▸ What you will do
Reproduce every line of the material below, but drop the pictures.

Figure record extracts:
====================

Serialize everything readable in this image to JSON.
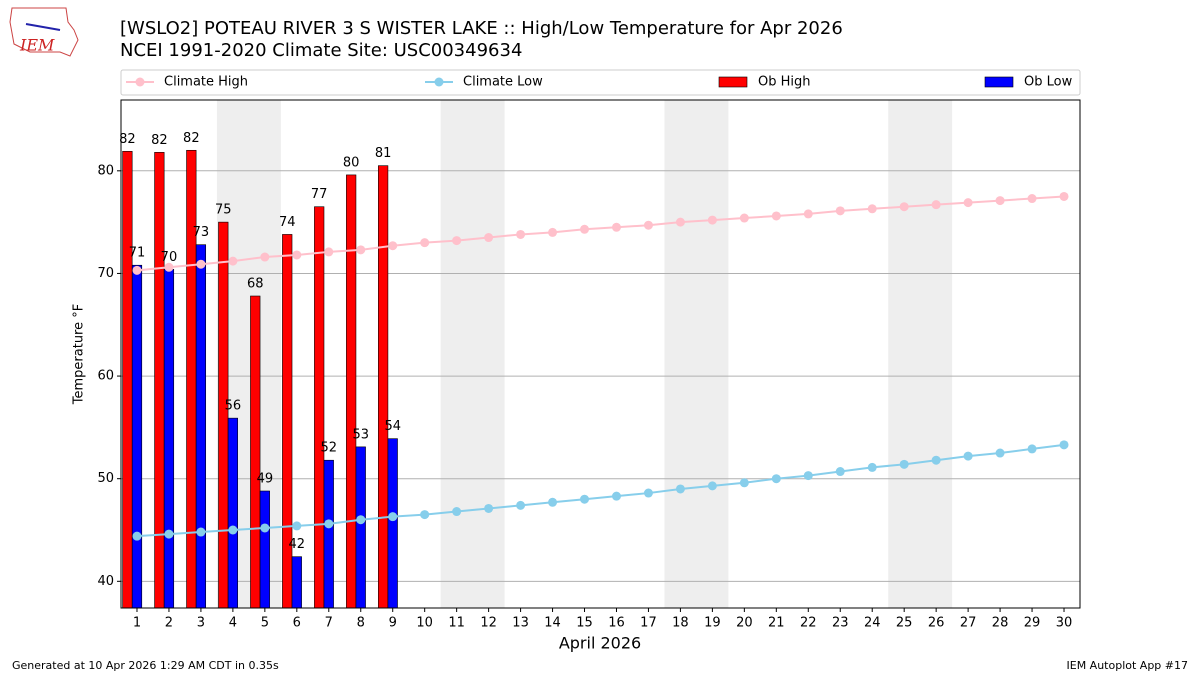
{
  "chart_data": {
    "type": "bar",
    "title": "[WSLO2] POTEAU RIVER 3 S WISTER LAKE :: High/Low Temperature for Apr 2026",
    "subtitle": "NCEI 1991-2020 Climate Site: USC00349634",
    "y_label": "Temperature °F",
    "x_label": "April 2026",
    "logo": "IEM",
    "footer_left": "Generated at 10 Apr 2026 1:29 AM CDT in 0.35s",
    "footer_right": "IEM Autoplot App #17",
    "x": [
      1,
      2,
      3,
      4,
      5,
      6,
      7,
      8,
      9,
      10,
      11,
      12,
      13,
      14,
      15,
      16,
      17,
      18,
      19,
      20,
      21,
      22,
      23,
      24,
      25,
      26,
      27,
      28,
      29,
      30
    ],
    "xlim": [
      0.5,
      30.5
    ],
    "xticks": [
      1,
      2,
      3,
      4,
      5,
      6,
      7,
      8,
      9,
      10,
      11,
      12,
      13,
      14,
      15,
      16,
      17,
      18,
      19,
      20,
      21,
      22,
      23,
      24,
      25,
      26,
      27,
      28,
      29,
      30
    ],
    "ylim": [
      37.4,
      86.9
    ],
    "yticks": [
      40,
      50,
      60,
      70,
      80
    ],
    "grid": true,
    "shaded_spans": [
      [
        3.5,
        5.5
      ],
      [
        10.5,
        12.5
      ],
      [
        17.5,
        19.5
      ],
      [
        24.5,
        26.5
      ]
    ],
    "shade_color": "#eeeeee",
    "legend": "top",
    "series": [
      {
        "name": "Climate High",
        "type": "line",
        "color": "#ffc0cb",
        "values": [
          70.3,
          70.6,
          70.9,
          71.2,
          71.6,
          71.8,
          72.1,
          72.3,
          72.7,
          73.0,
          73.2,
          73.5,
          73.8,
          74.0,
          74.3,
          74.5,
          74.7,
          75.0,
          75.2,
          75.4,
          75.6,
          75.8,
          76.1,
          76.3,
          76.5,
          76.7,
          76.9,
          77.1,
          77.3,
          77.5
        ]
      },
      {
        "name": "Climate Low",
        "type": "line",
        "color": "#87ceeb",
        "values": [
          44.4,
          44.6,
          44.8,
          45.0,
          45.2,
          45.4,
          45.6,
          46.0,
          46.3,
          46.5,
          46.8,
          47.1,
          47.4,
          47.7,
          48.0,
          48.3,
          48.6,
          49.0,
          49.3,
          49.6,
          50.0,
          50.3,
          50.7,
          51.1,
          51.4,
          51.8,
          52.2,
          52.5,
          52.9,
          53.3
        ]
      },
      {
        "name": "Ob High",
        "type": "bar",
        "color": "#ff0000",
        "values": [
          81.9,
          81.8,
          82.0,
          75.0,
          67.8,
          73.8,
          76.5,
          79.6,
          80.5,
          null,
          null,
          null,
          null,
          null,
          null,
          null,
          null,
          null,
          null,
          null,
          null,
          null,
          null,
          null,
          null,
          null,
          null,
          null,
          null,
          null
        ],
        "value_labels": [
          "82",
          "82",
          "82",
          "75",
          "68",
          "74",
          "77",
          "80",
          "81",
          null,
          null,
          null,
          null,
          null,
          null,
          null,
          null,
          null,
          null,
          null,
          null,
          null,
          null,
          null,
          null,
          null,
          null,
          null,
          null,
          null
        ]
      },
      {
        "name": "Ob Low",
        "type": "bar",
        "color": "#0000ff",
        "values": [
          70.8,
          70.4,
          72.8,
          55.9,
          48.8,
          42.4,
          51.8,
          53.1,
          53.9,
          null,
          null,
          null,
          null,
          null,
          null,
          null,
          null,
          null,
          null,
          null,
          null,
          null,
          null,
          null,
          null,
          null,
          null,
          null,
          null,
          null
        ],
        "value_labels": [
          "71",
          "70",
          "73",
          "56",
          "49",
          "42",
          "52",
          "53",
          "54",
          null,
          null,
          null,
          null,
          null,
          null,
          null,
          null,
          null,
          null,
          null,
          null,
          null,
          null,
          null,
          null,
          null,
          null,
          null,
          null,
          null
        ]
      }
    ]
  }
}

====================

▸ Reply to the task
Serialize everything readable in this image to JSON.
{
  "chart_data": {
    "type": "bar",
    "title": "[WSLO2] POTEAU RIVER 3 S WISTER LAKE :: High/Low Temperature for Apr 2026",
    "subtitle": "NCEI 1991-2020 Climate Site: USC00349634",
    "y_label": "Temperature °F",
    "x_label": "April 2026",
    "logo": "IEM",
    "footer_left": "Generated at 10 Apr 2026 1:29 AM CDT in 0.35s",
    "footer_right": "IEM Autoplot App #17",
    "x": [
      1,
      2,
      3,
      4,
      5,
      6,
      7,
      8,
      9,
      10,
      11,
      12,
      13,
      14,
      15,
      16,
      17,
      18,
      19,
      20,
      21,
      22,
      23,
      24,
      25,
      26,
      27,
      28,
      29,
      30
    ],
    "xlim": [
      0.5,
      30.5
    ],
    "xticks": [
      1,
      2,
      3,
      4,
      5,
      6,
      7,
      8,
      9,
      10,
      11,
      12,
      13,
      14,
      15,
      16,
      17,
      18,
      19,
      20,
      21,
      22,
      23,
      24,
      25,
      26,
      27,
      28,
      29,
      30
    ],
    "ylim": [
      37.4,
      86.9
    ],
    "yticks": [
      40,
      50,
      60,
      70,
      80
    ],
    "grid": true,
    "shaded_spans": [
      [
        3.5,
        5.5
      ],
      [
        10.5,
        12.5
      ],
      [
        17.5,
        19.5
      ],
      [
        24.5,
        26.5
      ]
    ],
    "shade_color": "#eeeeee",
    "legend": "top",
    "series": [
      {
        "name": "Climate High",
        "type": "line",
        "color": "#ffc0cb",
        "values": [
          70.3,
          70.6,
          70.9,
          71.2,
          71.6,
          71.8,
          72.1,
          72.3,
          72.7,
          73.0,
          73.2,
          73.5,
          73.8,
          74.0,
          74.3,
          74.5,
          74.7,
          75.0,
          75.2,
          75.4,
          75.6,
          75.8,
          76.1,
          76.3,
          76.5,
          76.7,
          76.9,
          77.1,
          77.3,
          77.5
        ]
      },
      {
        "name": "Climate Low",
        "type": "line",
        "color": "#87ceeb",
        "values": [
          44.4,
          44.6,
          44.8,
          45.0,
          45.2,
          45.4,
          45.6,
          46.0,
          46.3,
          46.5,
          46.8,
          47.1,
          47.4,
          47.7,
          48.0,
          48.3,
          48.6,
          49.0,
          49.3,
          49.6,
          50.0,
          50.3,
          50.7,
          51.1,
          51.4,
          51.8,
          52.2,
          52.5,
          52.9,
          53.3
        ]
      },
      {
        "name": "Ob High",
        "type": "bar",
        "color": "#ff0000",
        "values": [
          81.9,
          81.8,
          82.0,
          75.0,
          67.8,
          73.8,
          76.5,
          79.6,
          80.5,
          null,
          null,
          null,
          null,
          null,
          null,
          null,
          null,
          null,
          null,
          null,
          null,
          null,
          null,
          null,
          null,
          null,
          null,
          null,
          null,
          null
        ],
        "value_labels": [
          "82",
          "82",
          "82",
          "75",
          "68",
          "74",
          "77",
          "80",
          "81",
          null,
          null,
          null,
          null,
          null,
          null,
          null,
          null,
          null,
          null,
          null,
          null,
          null,
          null,
          null,
          null,
          null,
          null,
          null,
          null,
          null
        ]
      },
      {
        "name": "Ob Low",
        "type": "bar",
        "color": "#0000ff",
        "values": [
          70.8,
          70.4,
          72.8,
          55.9,
          48.8,
          42.4,
          51.8,
          53.1,
          53.9,
          null,
          null,
          null,
          null,
          null,
          null,
          null,
          null,
          null,
          null,
          null,
          null,
          null,
          null,
          null,
          null,
          null,
          null,
          null,
          null,
          null
        ],
        "value_labels": [
          "71",
          "70",
          "73",
          "56",
          "49",
          "42",
          "52",
          "53",
          "54",
          null,
          null,
          null,
          null,
          null,
          null,
          null,
          null,
          null,
          null,
          null,
          null,
          null,
          null,
          null,
          null,
          null,
          null,
          null,
          null,
          null
        ]
      }
    ]
  }
}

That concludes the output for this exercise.